**Given task:**
In the listing below, locate the lines bearing the word "assets". Copy every one of them.

**Source records:**
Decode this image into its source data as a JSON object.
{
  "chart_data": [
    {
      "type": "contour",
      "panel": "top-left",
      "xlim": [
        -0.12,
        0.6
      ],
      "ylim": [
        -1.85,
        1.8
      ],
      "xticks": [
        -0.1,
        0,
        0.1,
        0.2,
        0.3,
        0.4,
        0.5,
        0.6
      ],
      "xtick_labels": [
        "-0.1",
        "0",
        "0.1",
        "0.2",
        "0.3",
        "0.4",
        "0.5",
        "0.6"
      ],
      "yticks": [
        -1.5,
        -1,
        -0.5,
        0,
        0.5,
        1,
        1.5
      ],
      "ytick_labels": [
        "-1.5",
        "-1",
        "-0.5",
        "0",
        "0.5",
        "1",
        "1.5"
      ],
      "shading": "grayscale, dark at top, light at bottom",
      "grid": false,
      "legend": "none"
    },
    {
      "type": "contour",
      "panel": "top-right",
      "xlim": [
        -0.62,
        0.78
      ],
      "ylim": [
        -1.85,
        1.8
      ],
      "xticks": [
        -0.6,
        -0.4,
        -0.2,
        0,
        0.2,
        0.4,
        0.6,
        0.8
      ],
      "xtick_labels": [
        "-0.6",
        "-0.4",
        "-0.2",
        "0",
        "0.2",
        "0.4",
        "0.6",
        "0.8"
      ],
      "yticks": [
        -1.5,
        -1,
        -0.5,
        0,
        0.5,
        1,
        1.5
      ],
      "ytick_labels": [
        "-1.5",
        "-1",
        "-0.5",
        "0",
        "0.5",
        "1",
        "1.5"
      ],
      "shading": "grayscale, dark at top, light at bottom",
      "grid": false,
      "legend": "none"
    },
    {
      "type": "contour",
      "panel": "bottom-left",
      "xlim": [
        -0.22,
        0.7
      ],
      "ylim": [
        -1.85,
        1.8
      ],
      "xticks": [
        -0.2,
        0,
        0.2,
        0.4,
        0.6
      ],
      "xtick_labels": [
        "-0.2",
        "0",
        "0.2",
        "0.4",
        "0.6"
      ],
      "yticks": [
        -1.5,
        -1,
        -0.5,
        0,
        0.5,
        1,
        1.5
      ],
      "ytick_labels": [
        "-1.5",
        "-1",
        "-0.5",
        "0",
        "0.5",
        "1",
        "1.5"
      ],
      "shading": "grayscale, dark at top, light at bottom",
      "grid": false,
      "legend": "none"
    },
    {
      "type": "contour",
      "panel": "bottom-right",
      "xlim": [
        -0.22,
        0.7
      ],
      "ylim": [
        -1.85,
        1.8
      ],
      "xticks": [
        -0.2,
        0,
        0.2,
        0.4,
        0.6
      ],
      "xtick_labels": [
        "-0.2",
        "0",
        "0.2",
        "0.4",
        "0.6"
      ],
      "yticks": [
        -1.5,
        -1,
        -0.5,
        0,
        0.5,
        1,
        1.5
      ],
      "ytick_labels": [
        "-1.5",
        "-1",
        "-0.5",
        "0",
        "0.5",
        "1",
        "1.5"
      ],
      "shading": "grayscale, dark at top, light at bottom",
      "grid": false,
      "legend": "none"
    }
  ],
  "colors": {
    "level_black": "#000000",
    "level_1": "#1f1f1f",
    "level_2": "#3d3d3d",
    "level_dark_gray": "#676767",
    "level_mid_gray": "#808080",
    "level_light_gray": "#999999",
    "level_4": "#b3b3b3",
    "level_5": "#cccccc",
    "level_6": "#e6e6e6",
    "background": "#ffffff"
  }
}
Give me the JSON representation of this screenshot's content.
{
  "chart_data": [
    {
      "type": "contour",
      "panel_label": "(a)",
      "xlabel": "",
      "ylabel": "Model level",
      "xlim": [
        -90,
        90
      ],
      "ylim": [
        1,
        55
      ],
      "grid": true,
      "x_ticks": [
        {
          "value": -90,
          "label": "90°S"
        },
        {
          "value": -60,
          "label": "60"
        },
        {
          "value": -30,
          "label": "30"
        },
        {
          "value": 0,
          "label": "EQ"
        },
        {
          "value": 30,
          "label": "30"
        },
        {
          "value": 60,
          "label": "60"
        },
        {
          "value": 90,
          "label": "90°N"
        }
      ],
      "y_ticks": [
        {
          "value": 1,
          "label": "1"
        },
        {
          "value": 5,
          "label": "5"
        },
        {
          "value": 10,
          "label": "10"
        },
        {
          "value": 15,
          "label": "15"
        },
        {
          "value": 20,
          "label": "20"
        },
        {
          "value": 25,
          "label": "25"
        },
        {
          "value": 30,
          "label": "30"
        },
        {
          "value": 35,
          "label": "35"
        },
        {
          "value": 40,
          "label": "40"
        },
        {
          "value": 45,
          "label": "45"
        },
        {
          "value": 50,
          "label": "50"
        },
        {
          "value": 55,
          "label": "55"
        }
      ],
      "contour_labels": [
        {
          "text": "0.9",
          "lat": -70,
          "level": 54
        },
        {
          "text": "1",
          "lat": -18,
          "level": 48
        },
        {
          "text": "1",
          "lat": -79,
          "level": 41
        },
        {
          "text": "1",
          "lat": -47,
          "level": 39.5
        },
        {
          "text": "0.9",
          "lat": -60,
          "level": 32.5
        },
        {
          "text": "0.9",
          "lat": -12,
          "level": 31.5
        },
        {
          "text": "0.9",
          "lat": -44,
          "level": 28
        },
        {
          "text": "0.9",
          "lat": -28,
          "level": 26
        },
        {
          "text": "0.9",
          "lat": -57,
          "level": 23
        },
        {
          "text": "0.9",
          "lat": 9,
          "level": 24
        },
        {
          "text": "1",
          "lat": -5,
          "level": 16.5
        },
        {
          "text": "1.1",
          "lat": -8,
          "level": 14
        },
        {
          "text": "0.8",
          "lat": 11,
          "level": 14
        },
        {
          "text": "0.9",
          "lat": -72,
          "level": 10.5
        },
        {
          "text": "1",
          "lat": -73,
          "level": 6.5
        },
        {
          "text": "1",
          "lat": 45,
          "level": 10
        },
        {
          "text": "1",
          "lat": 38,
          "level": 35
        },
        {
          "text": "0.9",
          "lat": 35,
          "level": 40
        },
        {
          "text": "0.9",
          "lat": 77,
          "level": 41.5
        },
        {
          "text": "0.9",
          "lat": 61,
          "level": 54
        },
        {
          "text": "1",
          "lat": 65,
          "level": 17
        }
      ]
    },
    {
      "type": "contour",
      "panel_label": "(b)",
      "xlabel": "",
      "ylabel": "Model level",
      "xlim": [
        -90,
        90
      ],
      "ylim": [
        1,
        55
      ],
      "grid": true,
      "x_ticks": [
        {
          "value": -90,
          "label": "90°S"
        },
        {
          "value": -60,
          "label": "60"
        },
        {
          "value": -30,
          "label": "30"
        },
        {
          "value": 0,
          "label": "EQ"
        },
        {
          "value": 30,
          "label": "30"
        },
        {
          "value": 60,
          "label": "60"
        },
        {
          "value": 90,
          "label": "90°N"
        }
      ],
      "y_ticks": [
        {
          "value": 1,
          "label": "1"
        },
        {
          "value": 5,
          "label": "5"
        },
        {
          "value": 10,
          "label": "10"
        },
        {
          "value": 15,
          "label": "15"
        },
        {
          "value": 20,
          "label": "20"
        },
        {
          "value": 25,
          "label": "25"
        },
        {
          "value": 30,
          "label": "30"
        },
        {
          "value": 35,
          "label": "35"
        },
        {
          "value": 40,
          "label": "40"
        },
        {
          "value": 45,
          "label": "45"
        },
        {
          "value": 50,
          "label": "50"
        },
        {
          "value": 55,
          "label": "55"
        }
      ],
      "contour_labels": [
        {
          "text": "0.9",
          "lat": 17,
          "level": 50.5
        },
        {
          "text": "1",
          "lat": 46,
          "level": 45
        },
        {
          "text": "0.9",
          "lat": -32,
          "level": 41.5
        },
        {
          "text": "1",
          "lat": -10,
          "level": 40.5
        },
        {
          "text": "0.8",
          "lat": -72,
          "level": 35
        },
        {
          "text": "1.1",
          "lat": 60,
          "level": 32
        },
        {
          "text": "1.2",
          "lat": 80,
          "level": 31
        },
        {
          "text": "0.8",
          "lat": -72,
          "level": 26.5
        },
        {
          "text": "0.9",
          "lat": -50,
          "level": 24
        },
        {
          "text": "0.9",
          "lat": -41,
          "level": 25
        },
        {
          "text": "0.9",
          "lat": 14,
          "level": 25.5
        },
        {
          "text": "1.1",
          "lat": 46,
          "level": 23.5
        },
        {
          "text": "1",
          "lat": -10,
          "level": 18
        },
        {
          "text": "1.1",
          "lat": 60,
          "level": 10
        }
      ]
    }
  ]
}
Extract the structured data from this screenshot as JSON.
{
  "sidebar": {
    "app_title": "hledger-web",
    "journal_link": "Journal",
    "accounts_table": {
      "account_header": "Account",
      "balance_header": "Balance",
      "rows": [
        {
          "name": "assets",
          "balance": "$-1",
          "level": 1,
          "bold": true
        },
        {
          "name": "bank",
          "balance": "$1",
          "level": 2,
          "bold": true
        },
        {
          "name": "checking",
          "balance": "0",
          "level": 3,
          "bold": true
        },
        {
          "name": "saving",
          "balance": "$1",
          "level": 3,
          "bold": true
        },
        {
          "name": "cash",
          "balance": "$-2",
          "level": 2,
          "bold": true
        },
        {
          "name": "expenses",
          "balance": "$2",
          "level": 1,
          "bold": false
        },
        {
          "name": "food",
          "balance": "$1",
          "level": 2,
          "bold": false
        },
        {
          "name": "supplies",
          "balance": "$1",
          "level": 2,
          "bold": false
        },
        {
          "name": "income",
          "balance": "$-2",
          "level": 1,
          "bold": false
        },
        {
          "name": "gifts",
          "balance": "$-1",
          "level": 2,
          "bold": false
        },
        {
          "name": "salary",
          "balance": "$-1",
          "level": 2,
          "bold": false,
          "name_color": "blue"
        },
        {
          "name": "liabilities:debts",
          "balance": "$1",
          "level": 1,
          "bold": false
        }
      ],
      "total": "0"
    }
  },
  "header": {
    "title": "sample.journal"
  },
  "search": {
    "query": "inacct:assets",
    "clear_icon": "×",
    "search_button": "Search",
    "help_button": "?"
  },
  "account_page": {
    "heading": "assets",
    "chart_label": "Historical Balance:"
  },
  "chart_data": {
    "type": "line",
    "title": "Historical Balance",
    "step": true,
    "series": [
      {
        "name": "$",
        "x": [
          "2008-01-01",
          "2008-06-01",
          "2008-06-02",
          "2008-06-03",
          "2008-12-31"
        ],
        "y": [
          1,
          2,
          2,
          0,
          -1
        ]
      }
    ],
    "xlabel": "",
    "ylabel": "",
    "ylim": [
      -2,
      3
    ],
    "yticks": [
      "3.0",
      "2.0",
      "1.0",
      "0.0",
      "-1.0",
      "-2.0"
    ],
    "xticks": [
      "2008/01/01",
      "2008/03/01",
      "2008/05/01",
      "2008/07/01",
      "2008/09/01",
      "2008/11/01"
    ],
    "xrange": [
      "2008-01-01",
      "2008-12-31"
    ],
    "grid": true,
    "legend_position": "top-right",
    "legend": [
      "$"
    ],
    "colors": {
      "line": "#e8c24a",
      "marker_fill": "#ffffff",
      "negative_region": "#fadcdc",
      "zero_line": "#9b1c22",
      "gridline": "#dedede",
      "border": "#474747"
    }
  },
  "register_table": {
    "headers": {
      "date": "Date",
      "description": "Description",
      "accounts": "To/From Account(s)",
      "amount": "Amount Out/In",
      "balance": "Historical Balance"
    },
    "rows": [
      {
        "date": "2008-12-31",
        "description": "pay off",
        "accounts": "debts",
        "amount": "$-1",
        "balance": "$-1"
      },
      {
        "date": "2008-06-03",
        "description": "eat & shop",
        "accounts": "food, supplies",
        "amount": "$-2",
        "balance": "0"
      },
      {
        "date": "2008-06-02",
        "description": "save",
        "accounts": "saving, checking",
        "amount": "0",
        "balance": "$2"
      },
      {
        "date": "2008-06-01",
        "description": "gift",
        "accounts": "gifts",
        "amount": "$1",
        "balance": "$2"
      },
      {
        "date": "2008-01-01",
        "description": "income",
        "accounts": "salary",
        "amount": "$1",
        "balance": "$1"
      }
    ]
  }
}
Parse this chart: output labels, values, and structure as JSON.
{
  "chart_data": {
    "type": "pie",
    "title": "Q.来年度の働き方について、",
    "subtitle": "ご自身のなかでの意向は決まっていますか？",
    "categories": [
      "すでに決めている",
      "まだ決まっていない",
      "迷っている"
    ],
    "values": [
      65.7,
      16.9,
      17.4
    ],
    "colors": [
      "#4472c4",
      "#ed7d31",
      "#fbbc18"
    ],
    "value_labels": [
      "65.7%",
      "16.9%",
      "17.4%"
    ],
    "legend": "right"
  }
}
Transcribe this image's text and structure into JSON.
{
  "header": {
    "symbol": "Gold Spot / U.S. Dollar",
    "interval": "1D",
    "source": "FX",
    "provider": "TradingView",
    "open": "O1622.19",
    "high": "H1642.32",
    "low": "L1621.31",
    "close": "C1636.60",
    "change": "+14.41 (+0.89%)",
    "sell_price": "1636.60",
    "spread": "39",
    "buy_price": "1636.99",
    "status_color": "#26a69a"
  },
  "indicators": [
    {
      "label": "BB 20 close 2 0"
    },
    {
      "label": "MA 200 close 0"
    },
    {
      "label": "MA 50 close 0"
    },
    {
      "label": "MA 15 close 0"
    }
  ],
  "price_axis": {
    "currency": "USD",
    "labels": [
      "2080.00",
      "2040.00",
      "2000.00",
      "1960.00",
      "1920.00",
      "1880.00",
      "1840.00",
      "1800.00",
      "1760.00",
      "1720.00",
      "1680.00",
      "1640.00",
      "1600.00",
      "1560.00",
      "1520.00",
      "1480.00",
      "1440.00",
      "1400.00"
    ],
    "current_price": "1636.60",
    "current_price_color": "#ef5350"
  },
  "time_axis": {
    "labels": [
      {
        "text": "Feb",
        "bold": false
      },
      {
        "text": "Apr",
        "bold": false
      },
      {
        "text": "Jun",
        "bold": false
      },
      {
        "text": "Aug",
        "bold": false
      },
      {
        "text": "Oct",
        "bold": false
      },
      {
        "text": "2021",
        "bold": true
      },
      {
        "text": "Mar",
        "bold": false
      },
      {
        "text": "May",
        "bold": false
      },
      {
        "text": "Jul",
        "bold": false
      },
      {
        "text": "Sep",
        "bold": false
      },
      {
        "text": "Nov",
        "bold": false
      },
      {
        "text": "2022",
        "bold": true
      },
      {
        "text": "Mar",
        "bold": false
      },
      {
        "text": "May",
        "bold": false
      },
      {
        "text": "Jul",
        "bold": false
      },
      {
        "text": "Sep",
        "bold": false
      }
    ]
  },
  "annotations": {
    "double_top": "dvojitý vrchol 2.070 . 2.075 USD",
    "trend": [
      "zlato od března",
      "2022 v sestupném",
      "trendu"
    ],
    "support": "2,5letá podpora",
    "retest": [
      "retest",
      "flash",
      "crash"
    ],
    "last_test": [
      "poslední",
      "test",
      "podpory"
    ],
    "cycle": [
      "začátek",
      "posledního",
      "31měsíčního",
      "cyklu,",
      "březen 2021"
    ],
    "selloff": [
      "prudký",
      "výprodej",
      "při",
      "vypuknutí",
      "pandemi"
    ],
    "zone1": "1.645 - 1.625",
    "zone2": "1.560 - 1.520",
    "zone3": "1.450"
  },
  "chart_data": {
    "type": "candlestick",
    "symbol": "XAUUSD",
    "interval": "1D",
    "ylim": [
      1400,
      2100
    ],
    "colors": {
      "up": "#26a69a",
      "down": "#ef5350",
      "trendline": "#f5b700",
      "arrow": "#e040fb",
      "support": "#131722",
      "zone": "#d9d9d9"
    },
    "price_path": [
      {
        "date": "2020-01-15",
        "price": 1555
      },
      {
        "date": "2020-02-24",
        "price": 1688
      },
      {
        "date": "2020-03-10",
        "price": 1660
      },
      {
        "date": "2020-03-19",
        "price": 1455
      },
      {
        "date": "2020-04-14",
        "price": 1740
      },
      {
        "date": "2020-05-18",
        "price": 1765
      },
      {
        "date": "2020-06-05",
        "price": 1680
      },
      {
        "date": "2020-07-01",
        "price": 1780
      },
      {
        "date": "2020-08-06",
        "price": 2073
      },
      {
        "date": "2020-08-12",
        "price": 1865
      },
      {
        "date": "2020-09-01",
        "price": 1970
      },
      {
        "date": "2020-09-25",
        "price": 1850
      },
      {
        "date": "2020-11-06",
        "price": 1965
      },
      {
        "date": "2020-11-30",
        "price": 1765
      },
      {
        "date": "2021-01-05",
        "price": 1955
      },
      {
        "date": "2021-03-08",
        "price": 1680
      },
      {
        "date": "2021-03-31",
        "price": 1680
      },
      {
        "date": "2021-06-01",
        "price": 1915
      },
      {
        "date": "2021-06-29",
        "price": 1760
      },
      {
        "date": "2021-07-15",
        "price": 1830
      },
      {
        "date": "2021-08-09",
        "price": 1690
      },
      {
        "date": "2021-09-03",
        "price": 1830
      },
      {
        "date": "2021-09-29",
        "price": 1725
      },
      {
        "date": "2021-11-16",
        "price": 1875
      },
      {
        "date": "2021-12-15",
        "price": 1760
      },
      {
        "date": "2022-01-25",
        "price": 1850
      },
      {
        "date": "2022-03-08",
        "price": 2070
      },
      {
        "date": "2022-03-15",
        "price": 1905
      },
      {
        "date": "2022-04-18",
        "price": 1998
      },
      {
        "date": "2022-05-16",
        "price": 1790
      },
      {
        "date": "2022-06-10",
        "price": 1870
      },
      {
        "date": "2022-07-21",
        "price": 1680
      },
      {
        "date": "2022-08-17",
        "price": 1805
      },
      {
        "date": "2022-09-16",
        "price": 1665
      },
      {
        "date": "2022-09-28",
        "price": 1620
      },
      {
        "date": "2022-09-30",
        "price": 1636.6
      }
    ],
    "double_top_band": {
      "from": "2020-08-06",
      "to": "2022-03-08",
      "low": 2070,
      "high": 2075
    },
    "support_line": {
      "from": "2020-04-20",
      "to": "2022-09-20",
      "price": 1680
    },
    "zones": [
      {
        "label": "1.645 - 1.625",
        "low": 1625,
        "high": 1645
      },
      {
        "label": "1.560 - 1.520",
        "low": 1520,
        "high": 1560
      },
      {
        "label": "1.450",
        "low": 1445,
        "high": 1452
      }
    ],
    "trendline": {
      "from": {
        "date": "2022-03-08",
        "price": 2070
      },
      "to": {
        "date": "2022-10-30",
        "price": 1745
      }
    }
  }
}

**Result for this exercise:**
          "name": "assets",
    "query": "inacct:assets",
    "heading": "assets",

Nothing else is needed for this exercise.